> [WHAT NEEDS TO BE DONE]: Check each line of the records for "data"; collect those that have it.

> [Saved entries]:
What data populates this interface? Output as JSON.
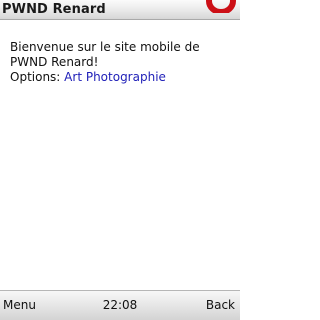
{
  "window": {
    "title": "PWND Renard"
  },
  "main": {
    "welcome_text": "Bienvenue sur le site mobile de PWND Renard!",
    "options_label": "Options:",
    "options_link": "Art Photographie"
  },
  "softkeys": {
    "left": "Menu",
    "clock": "22:08",
    "right": "Back"
  },
  "colors": {
    "link": "#1f1fb8",
    "opera_red": "#cc0f16"
  },
  "icons": {
    "browser_logo": "opera-logo-icon"
  }
}
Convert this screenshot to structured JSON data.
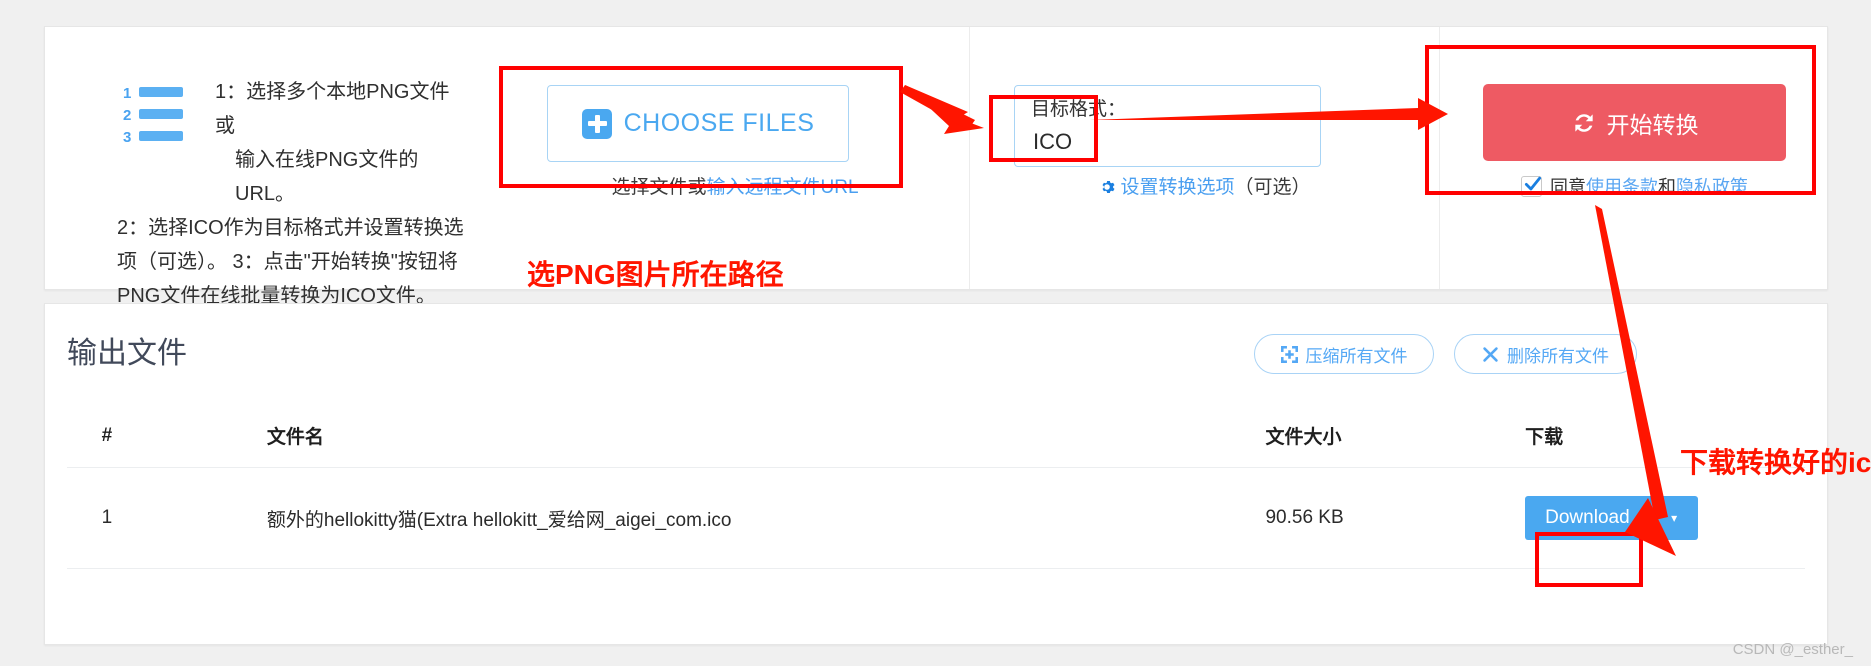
{
  "instructions": {
    "line1": "1：选择多个本地PNG文件或",
    "line2": "输入在线PNG文件的URL。",
    "rest": "2：选择ICO作为目标格式并设置转换选项（可选）。 3：点击\"开始转换\"按钮将PNG文件在线批量转换为ICO文件。",
    "icon_numbers": [
      "1",
      "2",
      "3"
    ]
  },
  "choose": {
    "button_label": "CHOOSE FILES",
    "sub_static": "选择文件或",
    "sub_link": "输入远程文件URL"
  },
  "format": {
    "label": "目标格式：",
    "value": "ICO",
    "settings_link": "设置转换选项",
    "settings_optional": "（可选）"
  },
  "convert": {
    "button_label": "开始转换",
    "agree_prefix": "同意",
    "agree_terms": "使用条款",
    "agree_and": "和",
    "agree_privacy": "隐私政策"
  },
  "output": {
    "title": "输出文件",
    "zip_all": "压缩所有文件",
    "delete_all": "删除所有文件",
    "columns": [
      "#",
      "文件名",
      "文件大小",
      "下载"
    ],
    "rows": [
      {
        "index": "1",
        "filename": "额外的hellokitty猫(Extra hellokitt_爱给网_aigei_com.ico",
        "size": "90.56 KB",
        "download_label": "Download",
        "caret": "▾"
      }
    ]
  },
  "annotations": {
    "choose_path": "选PNG图片所在路径",
    "download_ico": "下载转换好的ic"
  },
  "watermark": "CSDN @_esther_",
  "colors": {
    "accent_blue": "#4aa8f0",
    "convert_red": "#ee5a63",
    "annotation_red": "#ff1500",
    "page_bg": "#f0f0f0"
  }
}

> [EXERCISE SOLUTION]:
What data populates this interface? Output as JSON.
Convert this screenshot to structured JSON data.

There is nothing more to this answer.